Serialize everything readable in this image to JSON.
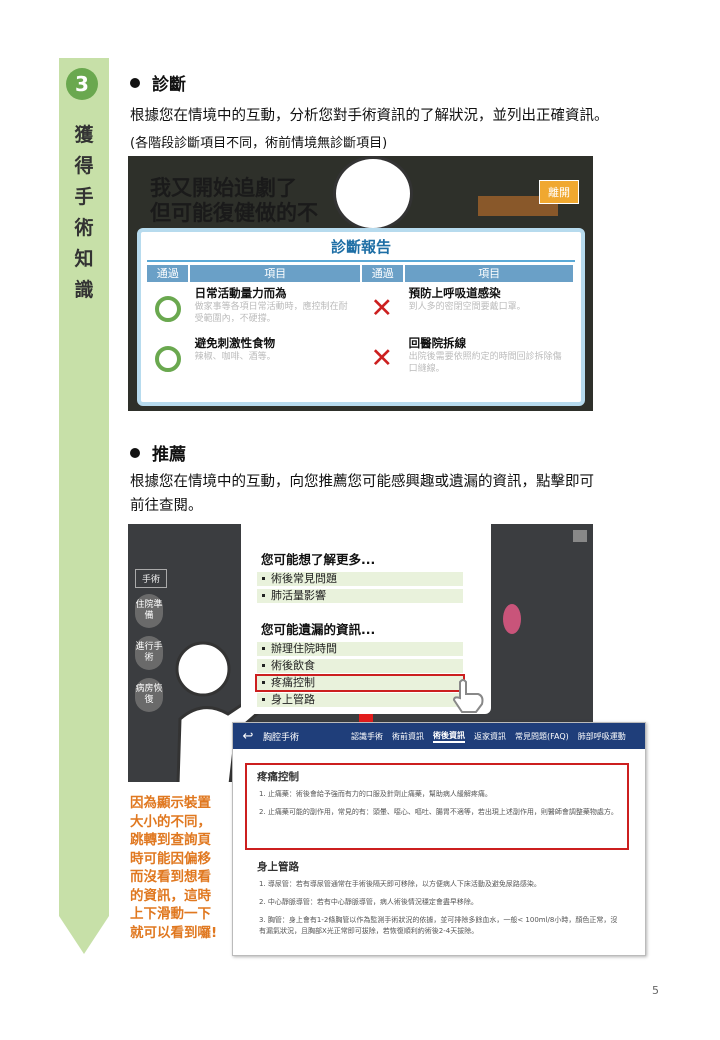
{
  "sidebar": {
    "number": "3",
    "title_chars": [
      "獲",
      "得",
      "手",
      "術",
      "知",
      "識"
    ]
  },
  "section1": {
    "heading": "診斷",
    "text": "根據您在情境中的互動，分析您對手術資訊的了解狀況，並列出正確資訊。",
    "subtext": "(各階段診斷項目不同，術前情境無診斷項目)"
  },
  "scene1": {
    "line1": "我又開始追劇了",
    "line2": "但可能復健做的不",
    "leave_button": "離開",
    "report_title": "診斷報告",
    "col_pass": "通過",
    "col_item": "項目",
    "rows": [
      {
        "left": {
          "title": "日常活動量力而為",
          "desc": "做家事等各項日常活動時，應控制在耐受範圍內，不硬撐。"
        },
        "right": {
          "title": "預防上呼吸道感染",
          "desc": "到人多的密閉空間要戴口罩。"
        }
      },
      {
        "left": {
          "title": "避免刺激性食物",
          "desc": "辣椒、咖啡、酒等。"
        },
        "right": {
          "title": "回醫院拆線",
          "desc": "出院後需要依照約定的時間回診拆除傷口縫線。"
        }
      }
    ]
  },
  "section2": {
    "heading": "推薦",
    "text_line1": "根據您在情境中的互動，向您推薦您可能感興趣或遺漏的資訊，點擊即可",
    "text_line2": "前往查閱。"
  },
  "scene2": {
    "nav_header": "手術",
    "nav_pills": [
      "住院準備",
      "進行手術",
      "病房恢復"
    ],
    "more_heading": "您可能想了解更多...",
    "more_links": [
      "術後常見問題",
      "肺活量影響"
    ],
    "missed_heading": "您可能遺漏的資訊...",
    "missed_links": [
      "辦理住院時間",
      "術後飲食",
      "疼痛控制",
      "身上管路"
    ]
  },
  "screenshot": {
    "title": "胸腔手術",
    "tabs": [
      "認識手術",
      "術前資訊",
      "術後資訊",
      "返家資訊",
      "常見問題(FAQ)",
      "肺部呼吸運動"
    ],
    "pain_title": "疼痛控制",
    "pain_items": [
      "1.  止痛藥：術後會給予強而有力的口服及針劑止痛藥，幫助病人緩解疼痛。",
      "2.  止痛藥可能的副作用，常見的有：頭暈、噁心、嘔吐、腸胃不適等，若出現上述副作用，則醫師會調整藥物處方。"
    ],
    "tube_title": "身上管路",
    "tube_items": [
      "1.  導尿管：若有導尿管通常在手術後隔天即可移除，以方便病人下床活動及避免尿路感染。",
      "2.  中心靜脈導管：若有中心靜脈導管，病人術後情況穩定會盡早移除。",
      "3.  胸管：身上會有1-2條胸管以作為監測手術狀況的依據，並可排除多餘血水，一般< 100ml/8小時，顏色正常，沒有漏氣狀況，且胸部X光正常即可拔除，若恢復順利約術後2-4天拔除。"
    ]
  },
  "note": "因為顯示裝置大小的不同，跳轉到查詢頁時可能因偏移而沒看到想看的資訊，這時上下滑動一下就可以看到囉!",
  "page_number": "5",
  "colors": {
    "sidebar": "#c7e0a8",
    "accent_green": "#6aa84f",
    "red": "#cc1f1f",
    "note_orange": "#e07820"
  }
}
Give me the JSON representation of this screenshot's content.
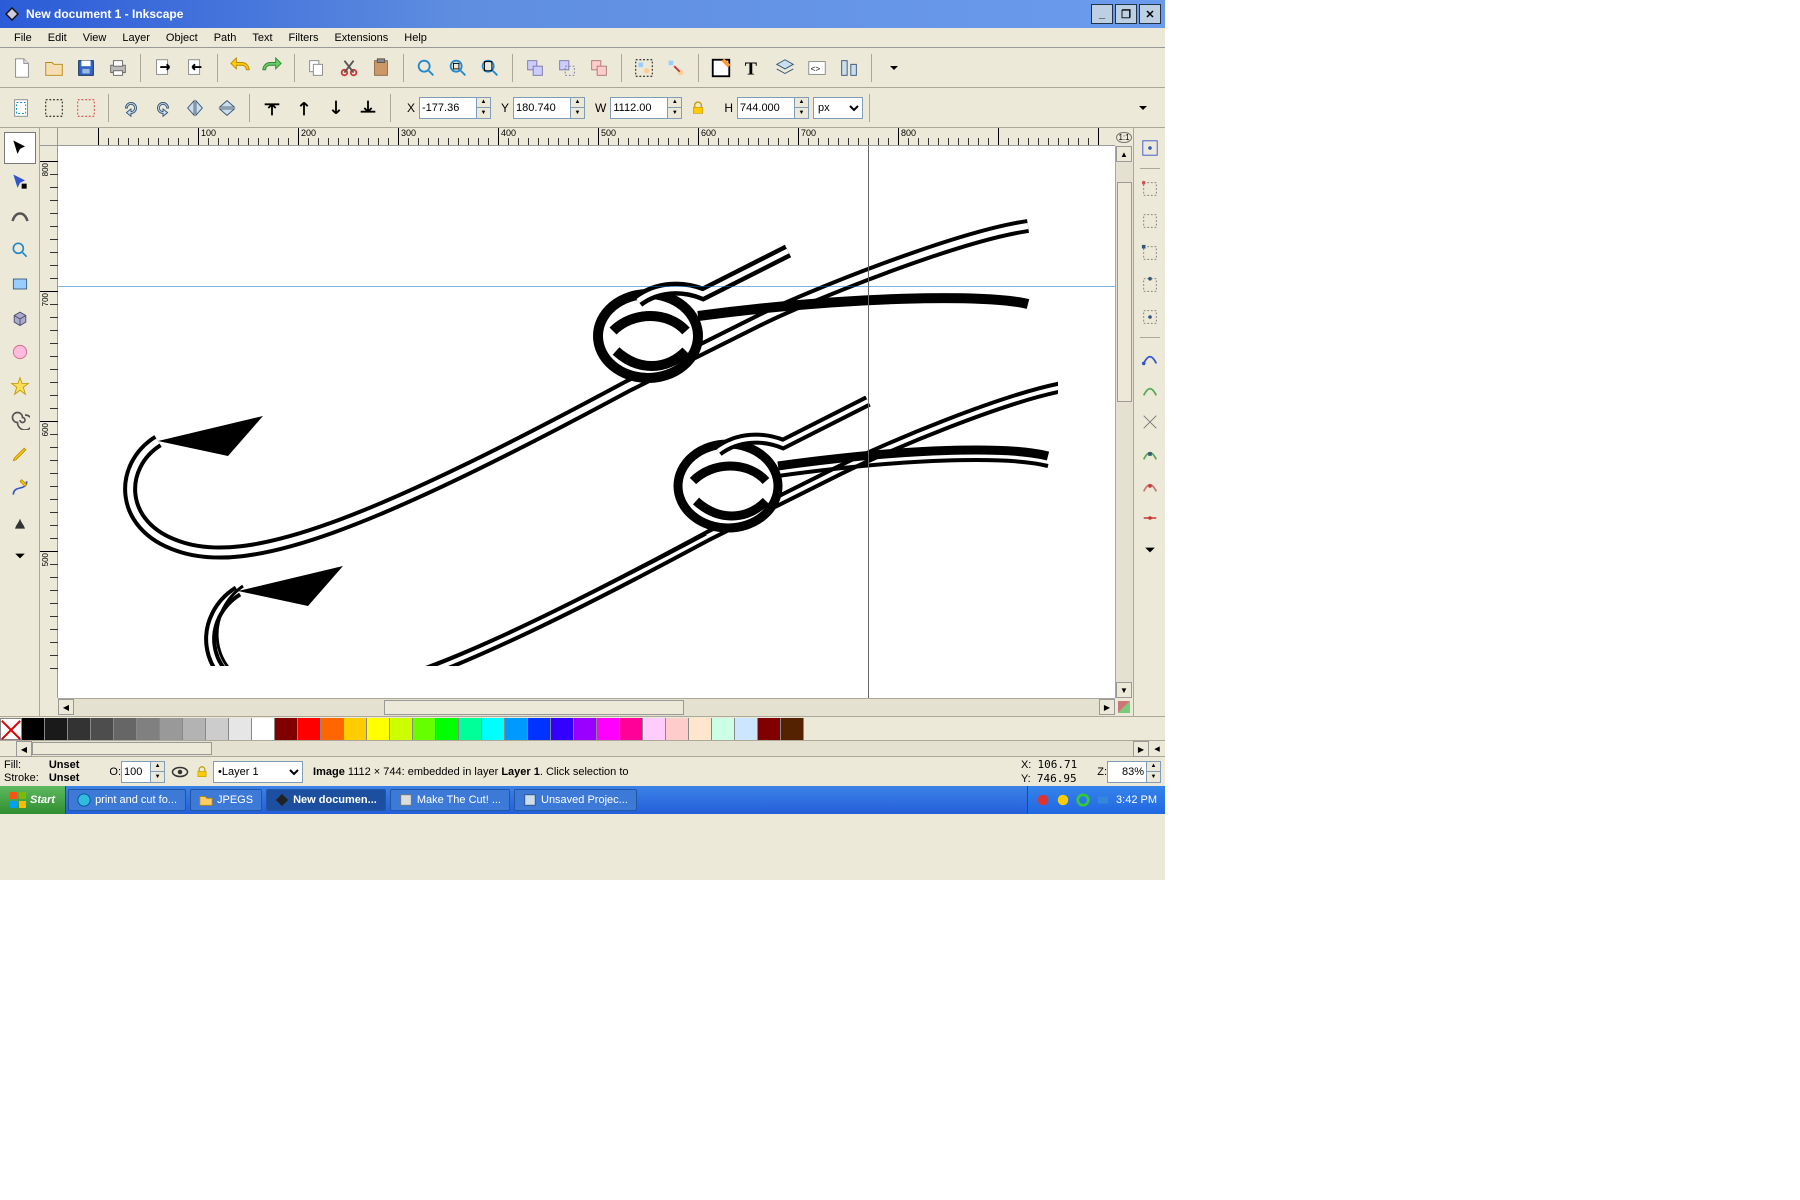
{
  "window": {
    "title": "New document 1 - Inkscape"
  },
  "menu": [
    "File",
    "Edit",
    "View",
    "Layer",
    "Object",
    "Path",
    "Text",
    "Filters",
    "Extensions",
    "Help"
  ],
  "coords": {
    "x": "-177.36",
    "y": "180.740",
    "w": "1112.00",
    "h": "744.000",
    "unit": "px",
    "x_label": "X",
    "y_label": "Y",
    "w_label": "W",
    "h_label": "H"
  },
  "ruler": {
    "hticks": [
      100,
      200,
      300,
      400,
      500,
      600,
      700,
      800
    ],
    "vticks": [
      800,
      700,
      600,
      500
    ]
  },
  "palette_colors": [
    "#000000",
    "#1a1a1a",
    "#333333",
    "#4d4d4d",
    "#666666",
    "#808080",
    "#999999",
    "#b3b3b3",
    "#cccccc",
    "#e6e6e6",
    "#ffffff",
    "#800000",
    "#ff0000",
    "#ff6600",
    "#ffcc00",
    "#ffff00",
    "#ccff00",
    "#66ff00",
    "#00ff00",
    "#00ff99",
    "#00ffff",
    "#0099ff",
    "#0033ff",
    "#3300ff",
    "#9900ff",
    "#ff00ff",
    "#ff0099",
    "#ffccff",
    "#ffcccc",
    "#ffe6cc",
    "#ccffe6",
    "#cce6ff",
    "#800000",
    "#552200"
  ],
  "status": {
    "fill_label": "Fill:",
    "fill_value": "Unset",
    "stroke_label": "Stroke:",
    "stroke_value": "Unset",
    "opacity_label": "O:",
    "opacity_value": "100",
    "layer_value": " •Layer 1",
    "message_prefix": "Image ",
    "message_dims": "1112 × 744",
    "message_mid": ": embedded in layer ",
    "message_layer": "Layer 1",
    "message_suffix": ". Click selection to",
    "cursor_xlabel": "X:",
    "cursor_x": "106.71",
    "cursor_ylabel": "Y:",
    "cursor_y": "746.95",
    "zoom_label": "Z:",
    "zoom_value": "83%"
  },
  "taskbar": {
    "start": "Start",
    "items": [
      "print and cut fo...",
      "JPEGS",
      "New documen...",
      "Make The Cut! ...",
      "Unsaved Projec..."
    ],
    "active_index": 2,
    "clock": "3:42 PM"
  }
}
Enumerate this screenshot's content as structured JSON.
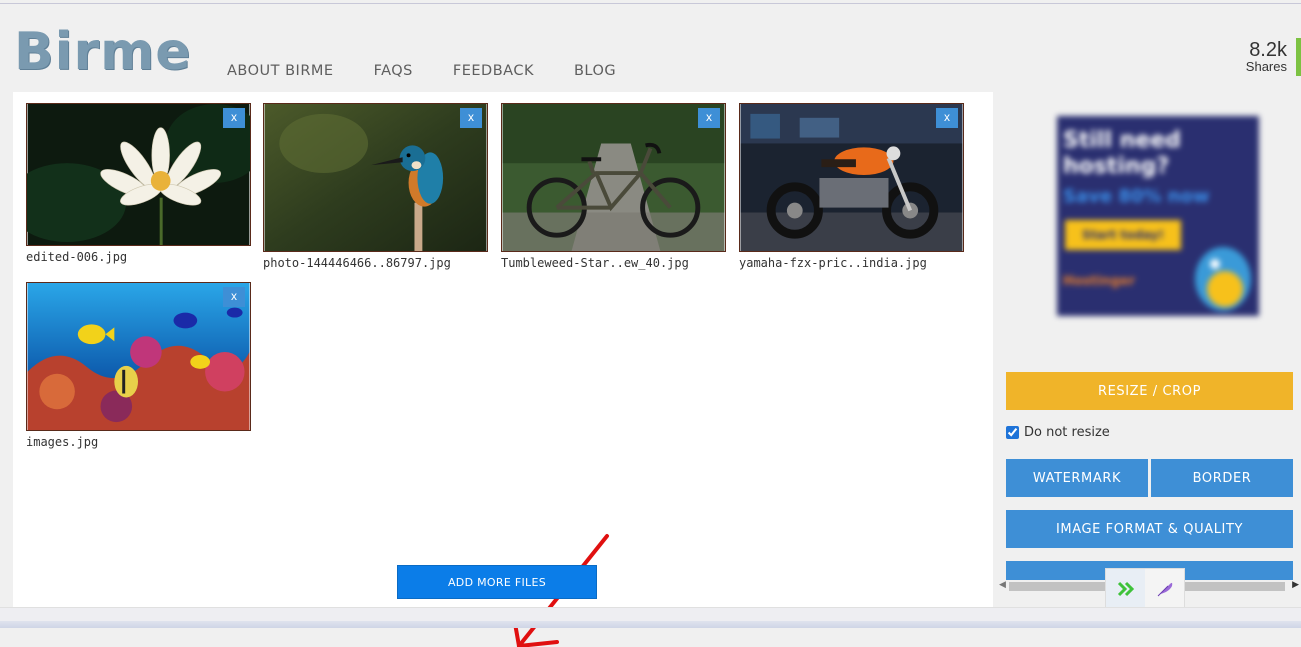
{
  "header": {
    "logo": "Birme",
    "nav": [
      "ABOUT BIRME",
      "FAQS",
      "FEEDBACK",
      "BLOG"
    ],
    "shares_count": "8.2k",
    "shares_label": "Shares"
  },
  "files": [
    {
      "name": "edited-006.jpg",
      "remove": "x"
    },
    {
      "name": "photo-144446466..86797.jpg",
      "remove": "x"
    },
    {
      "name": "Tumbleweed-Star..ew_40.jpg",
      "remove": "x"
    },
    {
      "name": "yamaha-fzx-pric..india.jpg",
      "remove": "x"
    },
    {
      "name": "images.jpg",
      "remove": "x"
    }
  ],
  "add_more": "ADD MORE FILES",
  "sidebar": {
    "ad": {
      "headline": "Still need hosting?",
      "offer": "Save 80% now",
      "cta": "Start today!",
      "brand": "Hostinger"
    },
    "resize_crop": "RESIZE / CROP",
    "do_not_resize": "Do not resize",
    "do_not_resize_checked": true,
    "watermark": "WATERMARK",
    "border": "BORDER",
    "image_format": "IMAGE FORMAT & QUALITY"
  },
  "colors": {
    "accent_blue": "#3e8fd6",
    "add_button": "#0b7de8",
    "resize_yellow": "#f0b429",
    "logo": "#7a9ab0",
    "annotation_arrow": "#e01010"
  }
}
-*-*-
Which lines of the data include "desc"? Copy each of them.

— PROBLEM SOLUTION —
          "desc": "做家事等各項日常活動時，應控制在耐受範圍內，不硬撐。"
          "desc": "到人多的密閉空間要戴口罩。"
          "desc": "辣椒、咖啡、酒等。"
          "desc": "出院後需要依照約定的時間回診拆除傷口縫線。"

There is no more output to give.